- _GIVEN INSTRUCTION_:
Omit the pictures, then write out every entry exactly as it reads.

- _GIVEN ENTRIES_:
--- begin ---
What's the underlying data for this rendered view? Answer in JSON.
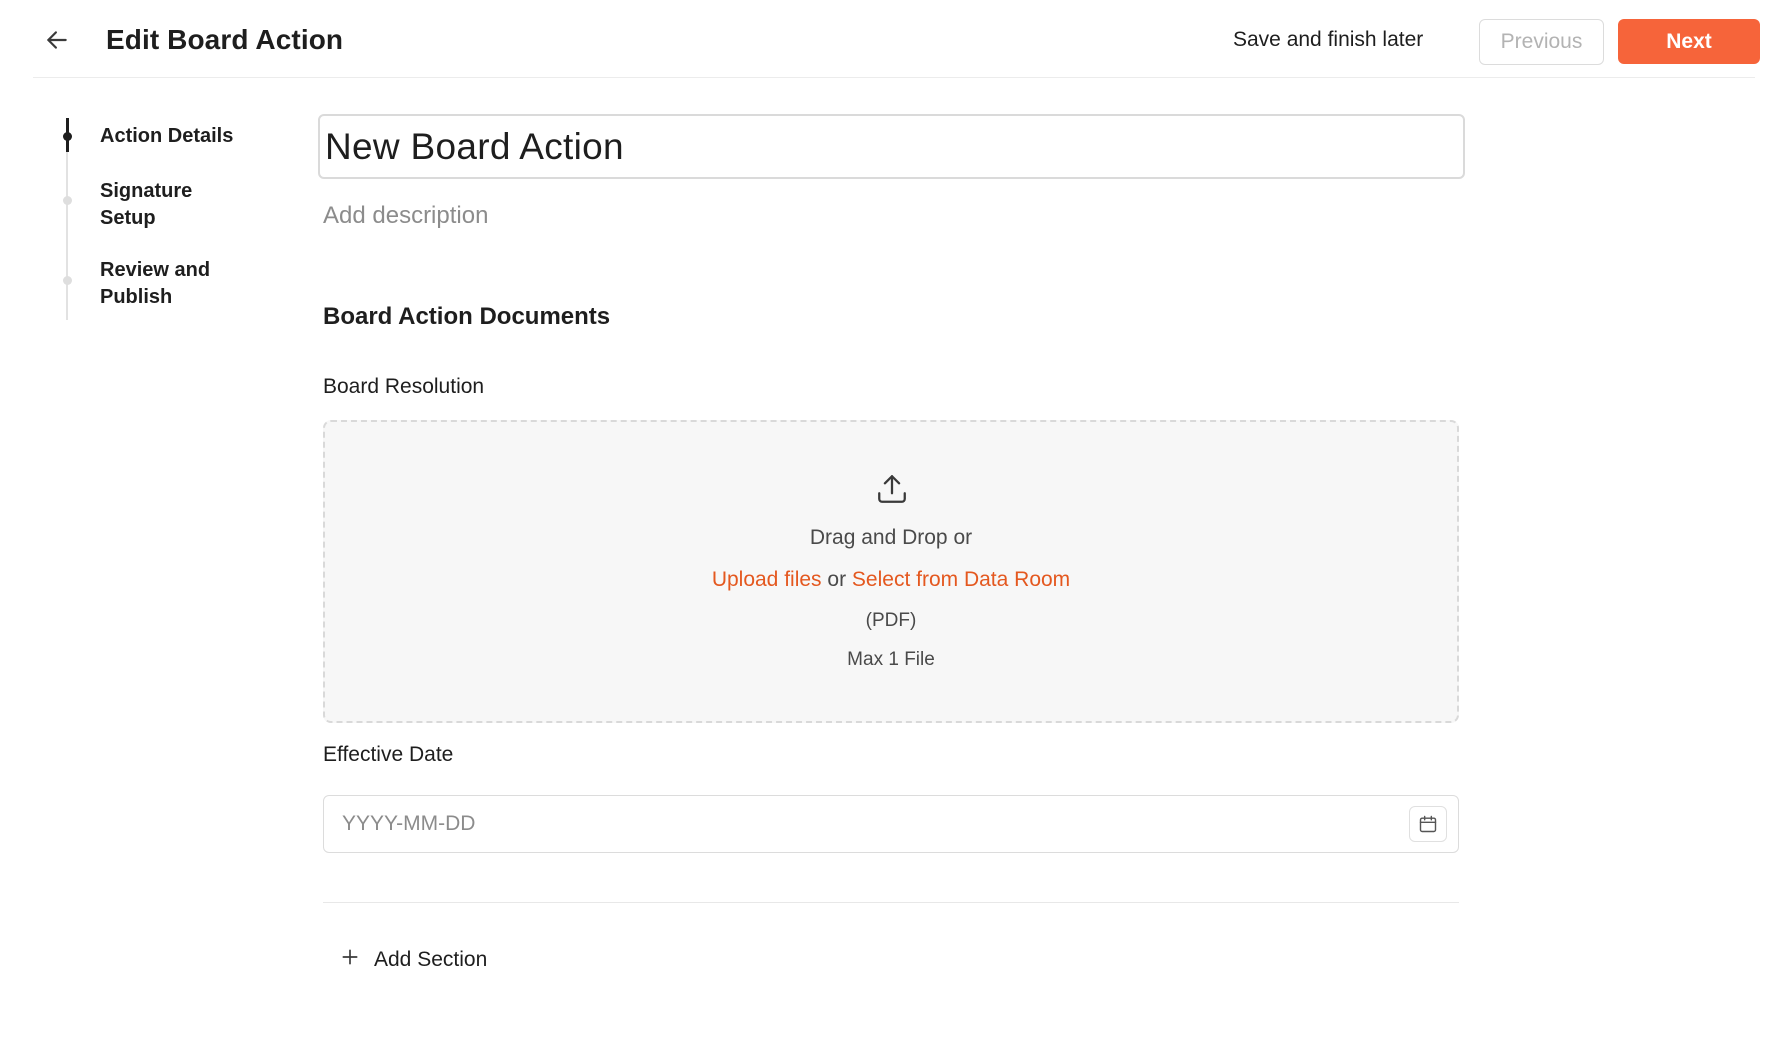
{
  "header": {
    "title": "Edit Board Action",
    "save_later_label": "Save and finish later",
    "previous_label": "Previous",
    "next_label": "Next"
  },
  "steps": [
    {
      "label": "Action Details",
      "active": true
    },
    {
      "label": "Signature Setup",
      "active": false
    },
    {
      "label": "Review and Publish",
      "active": false
    }
  ],
  "form": {
    "title_value": "New Board Action",
    "description_placeholder": "Add description",
    "section_title": "Board Action Documents",
    "resolution_label": "Board Resolution",
    "dropzone": {
      "drag_text": "Drag and Drop or",
      "upload_link": "Upload files",
      "or_text": "or",
      "data_room_link": "Select from Data Room",
      "file_types": "(PDF)",
      "max_files": "Max 1 File"
    },
    "effective_date_label": "Effective Date",
    "effective_date_placeholder": "YYYY-MM-DD",
    "add_section_label": "Add Section"
  },
  "colors": {
    "accent": "#f6643a",
    "link": "#e4581f"
  }
}
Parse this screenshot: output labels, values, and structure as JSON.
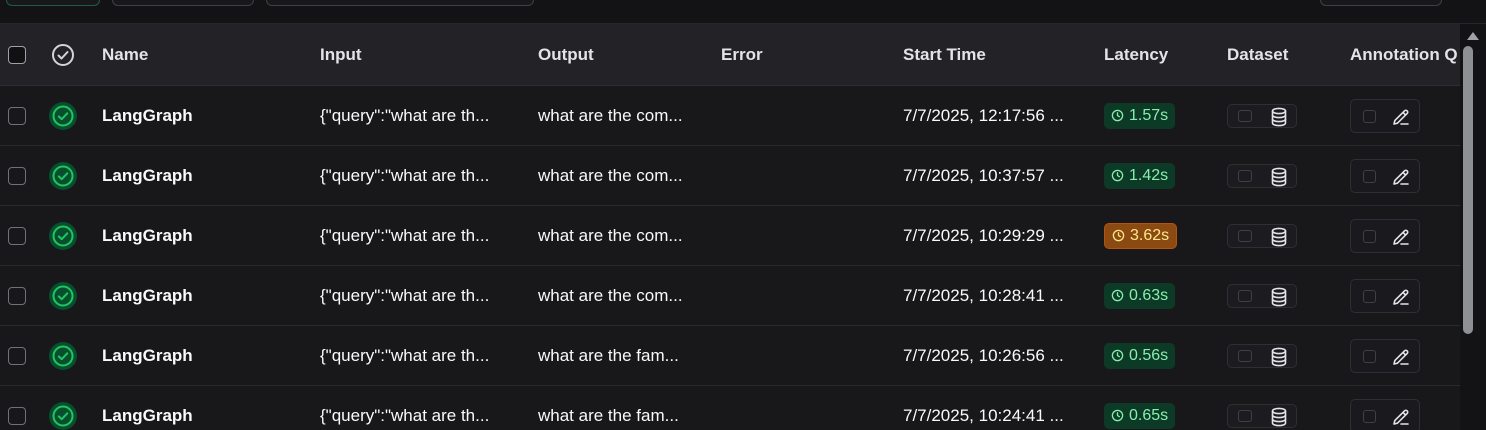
{
  "header": {
    "name": "Name",
    "input": "Input",
    "output": "Output",
    "error": "Error",
    "start_time": "Start Time",
    "latency": "Latency",
    "dataset": "Dataset",
    "annotation": "Annotation Q"
  },
  "colors": {
    "success": "#22c55e",
    "latency_ok_bg": "#0d3a26",
    "latency_warn_bg": "#8a4a12"
  },
  "rows": [
    {
      "status": "success",
      "name": "LangGraph",
      "input": "{\"query\":\"what are th...",
      "output": "what are the com...",
      "error": "",
      "start_time": "7/7/2025, 12:17:56 ...",
      "latency": "1.57s",
      "latency_level": "ok"
    },
    {
      "status": "success",
      "name": "LangGraph",
      "input": "{\"query\":\"what are th...",
      "output": "what are the com...",
      "error": "",
      "start_time": "7/7/2025, 10:37:57 ...",
      "latency": "1.42s",
      "latency_level": "ok"
    },
    {
      "status": "success",
      "name": "LangGraph",
      "input": "{\"query\":\"what are th...",
      "output": "what are the com...",
      "error": "",
      "start_time": "7/7/2025, 10:29:29 ...",
      "latency": "3.62s",
      "latency_level": "warn"
    },
    {
      "status": "success",
      "name": "LangGraph",
      "input": "{\"query\":\"what are th...",
      "output": "what are the com...",
      "error": "",
      "start_time": "7/7/2025, 10:28:41 ...",
      "latency": "0.63s",
      "latency_level": "ok"
    },
    {
      "status": "success",
      "name": "LangGraph",
      "input": "{\"query\":\"what are th...",
      "output": "what are the fam...",
      "error": "",
      "start_time": "7/7/2025, 10:26:56 ...",
      "latency": "0.56s",
      "latency_level": "ok"
    },
    {
      "status": "success",
      "name": "LangGraph",
      "input": "{\"query\":\"what are th...",
      "output": "what are the fam...",
      "error": "",
      "start_time": "7/7/2025, 10:24:41 ...",
      "latency": "0.65s",
      "latency_level": "ok"
    }
  ]
}
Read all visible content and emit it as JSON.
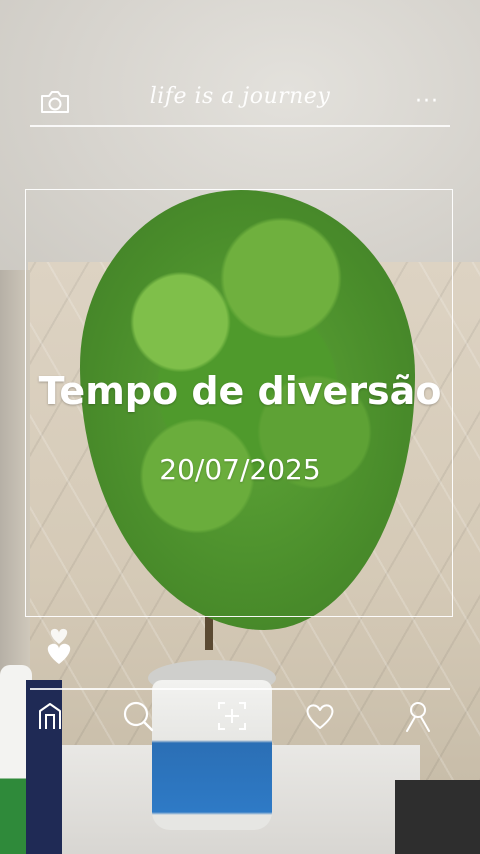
{
  "header": {
    "tagline": "life is a journey",
    "camera_icon": "camera-icon",
    "more_icon": "more-dots-icon",
    "more_glyph": "···"
  },
  "card": {
    "title": "Tempo de diversão",
    "date": "20/07/2025",
    "like_icon": "hearts-icon"
  },
  "bottom_nav": {
    "items": [
      {
        "icon": "home-icon"
      },
      {
        "icon": "search-icon"
      },
      {
        "icon": "add-photo-icon"
      },
      {
        "icon": "heart-icon"
      },
      {
        "icon": "profile-icon"
      }
    ]
  },
  "colors": {
    "overlay": "#ffffff",
    "leaf_green": "#5ea537"
  }
}
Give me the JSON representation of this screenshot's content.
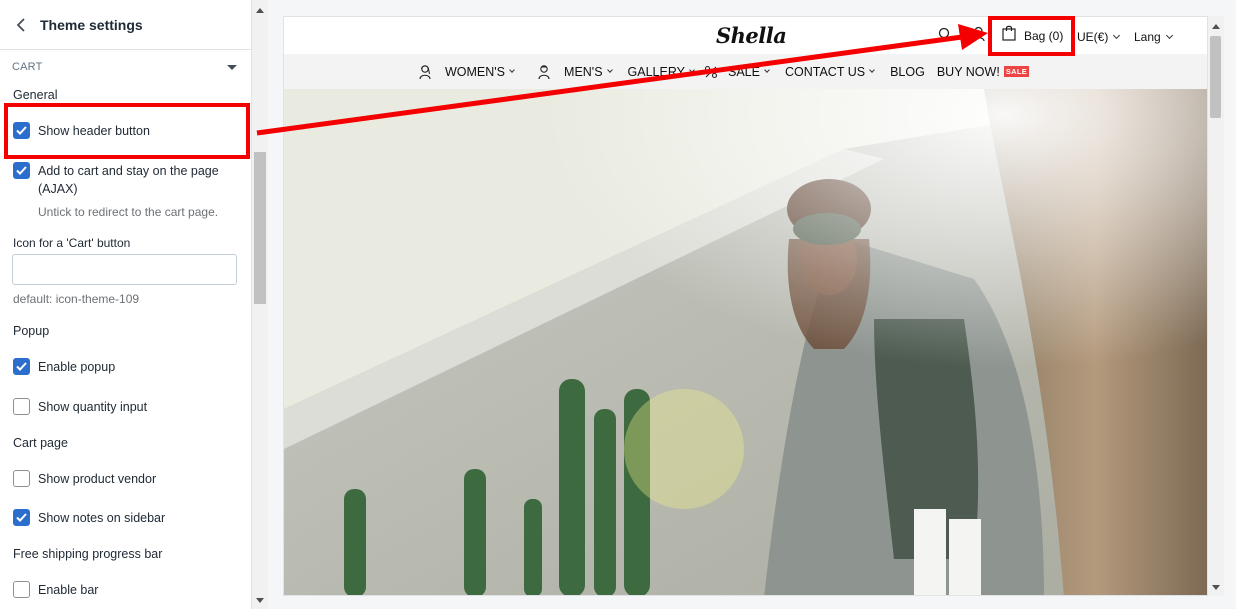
{
  "panel": {
    "title": "Theme settings",
    "section": "CART",
    "general_heading": "General",
    "show_header_button": {
      "label": "Show header button",
      "checked": true
    },
    "ajax": {
      "label": "Add to cart and stay on the page (AJAX)",
      "checked": true,
      "help": "Untick to redirect to the cart page."
    },
    "icon_field": {
      "label": "Icon for a 'Cart' button",
      "value": "",
      "default_text": "default: icon-theme-109"
    },
    "popup_heading": "Popup",
    "enable_popup": {
      "label": "Enable popup",
      "checked": true
    },
    "show_quantity_input": {
      "label": "Show quantity input",
      "checked": false
    },
    "cart_page_heading": "Cart page",
    "show_product_vendor": {
      "label": "Show product vendor",
      "checked": false
    },
    "show_notes_on_sidebar": {
      "label": "Show notes on sidebar",
      "checked": true
    },
    "free_shipping_heading": "Free shipping progress bar",
    "enable_bar": {
      "label": "Enable bar",
      "checked": false
    }
  },
  "preview": {
    "logo": "Shella",
    "bag_label": "Bag (0)",
    "currency": "UE(€)",
    "lang": "Lang",
    "nav": {
      "womens": "WOMEN'S",
      "mens": "MEN'S",
      "gallery": "GALLERY",
      "sale": "SALE",
      "contact": "CONTACT US",
      "blog": "BLOG",
      "buy_now": "BUY NOW!",
      "sale_badge": "SALE"
    }
  },
  "colors": {
    "checkbox_accent": "#2c6ecb",
    "annotation_red": "#f50000",
    "sale_badge": "#ee4444"
  }
}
--- end ---
- _FINISHED ANSWER_:
What's the underlying data for this rendered view? Answer in JSON.
{
  "header": {
    "title": "Edit Board Action",
    "save_later_label": "Save and finish later",
    "previous_label": "Previous",
    "next_label": "Next"
  },
  "steps": [
    {
      "label": "Action Details",
      "active": true
    },
    {
      "label": "Signature Setup",
      "active": false
    },
    {
      "label": "Review and Publish",
      "active": false
    }
  ],
  "form": {
    "title_value": "New Board Action",
    "description_placeholder": "Add description",
    "section_title": "Board Action Documents",
    "resolution_label": "Board Resolution",
    "dropzone": {
      "drag_text": "Drag and Drop or",
      "upload_link": "Upload files",
      "or_text": "or",
      "data_room_link": "Select from Data Room",
      "file_types": "(PDF)",
      "max_files": "Max 1 File"
    },
    "effective_date_label": "Effective Date",
    "effective_date_placeholder": "YYYY-MM-DD",
    "add_section_label": "Add Section"
  },
  "colors": {
    "accent": "#f6643a",
    "link": "#e4581f"
  }
}
Parse this screenshot: output labels, values, and structure as JSON.
{
  "header": {
    "name": "Name",
    "input": "Input",
    "output": "Output",
    "error": "Error",
    "start_time": "Start Time",
    "latency": "Latency",
    "dataset": "Dataset",
    "annotation": "Annotation Q"
  },
  "colors": {
    "success": "#22c55e",
    "latency_ok_bg": "#0d3a26",
    "latency_warn_bg": "#8a4a12"
  },
  "rows": [
    {
      "status": "success",
      "name": "LangGraph",
      "input": "{\"query\":\"what are th...",
      "output": "what are the com...",
      "error": "",
      "start_time": "7/7/2025, 12:17:56 ...",
      "latency": "1.57s",
      "latency_level": "ok"
    },
    {
      "status": "success",
      "name": "LangGraph",
      "input": "{\"query\":\"what are th...",
      "output": "what are the com...",
      "error": "",
      "start_time": "7/7/2025, 10:37:57 ...",
      "latency": "1.42s",
      "latency_level": "ok"
    },
    {
      "status": "success",
      "name": "LangGraph",
      "input": "{\"query\":\"what are th...",
      "output": "what are the com...",
      "error": "",
      "start_time": "7/7/2025, 10:29:29 ...",
      "latency": "3.62s",
      "latency_level": "warn"
    },
    {
      "status": "success",
      "name": "LangGraph",
      "input": "{\"query\":\"what are th...",
      "output": "what are the com...",
      "error": "",
      "start_time": "7/7/2025, 10:28:41 ...",
      "latency": "0.63s",
      "latency_level": "ok"
    },
    {
      "status": "success",
      "name": "LangGraph",
      "input": "{\"query\":\"what are th...",
      "output": "what are the fam...",
      "error": "",
      "start_time": "7/7/2025, 10:26:56 ...",
      "latency": "0.56s",
      "latency_level": "ok"
    },
    {
      "status": "success",
      "name": "LangGraph",
      "input": "{\"query\":\"what are th...",
      "output": "what are the fam...",
      "error": "",
      "start_time": "7/7/2025, 10:24:41 ...",
      "latency": "0.65s",
      "latency_level": "ok"
    }
  ]
}
Read all visible content and emit it as JSON.
{
  "header": {
    "tagline": "life is a journey",
    "camera_icon": "camera-icon",
    "more_icon": "more-dots-icon",
    "more_glyph": "···"
  },
  "card": {
    "title": "Tempo de diversão",
    "date": "20/07/2025",
    "like_icon": "hearts-icon"
  },
  "bottom_nav": {
    "items": [
      {
        "icon": "home-icon"
      },
      {
        "icon": "search-icon"
      },
      {
        "icon": "add-photo-icon"
      },
      {
        "icon": "heart-icon"
      },
      {
        "icon": "profile-icon"
      }
    ]
  },
  "colors": {
    "overlay": "#ffffff",
    "leaf_green": "#5ea537"
  }
}
Give me the JSON representation of this screenshot's content.
{
  "panel": {
    "title": "Theme settings",
    "section": "CART",
    "general_heading": "General",
    "show_header_button": {
      "label": "Show header button",
      "checked": true
    },
    "ajax": {
      "label": "Add to cart and stay on the page (AJAX)",
      "checked": true,
      "help": "Untick to redirect to the cart page."
    },
    "icon_field": {
      "label": "Icon for a 'Cart' button",
      "value": "",
      "default_text": "default: icon-theme-109"
    },
    "popup_heading": "Popup",
    "enable_popup": {
      "label": "Enable popup",
      "checked": true
    },
    "show_quantity_input": {
      "label": "Show quantity input",
      "checked": false
    },
    "cart_page_heading": "Cart page",
    "show_product_vendor": {
      "label": "Show product vendor",
      "checked": false
    },
    "show_notes_on_sidebar": {
      "label": "Show notes on sidebar",
      "checked": true
    },
    "free_shipping_heading": "Free shipping progress bar",
    "enable_bar": {
      "label": "Enable bar",
      "checked": false
    }
  },
  "preview": {
    "logo": "Shella",
    "bag_label": "Bag (0)",
    "currency": "UE(€)",
    "lang": "Lang",
    "nav": {
      "womens": "WOMEN'S",
      "mens": "MEN'S",
      "gallery": "GALLERY",
      "sale": "SALE",
      "contact": "CONTACT US",
      "blog": "BLOG",
      "buy_now": "BUY NOW!",
      "sale_badge": "SALE"
    }
  },
  "colors": {
    "checkbox_accent": "#2c6ecb",
    "annotation_red": "#f50000",
    "sale_badge": "#ee4444"
  }
}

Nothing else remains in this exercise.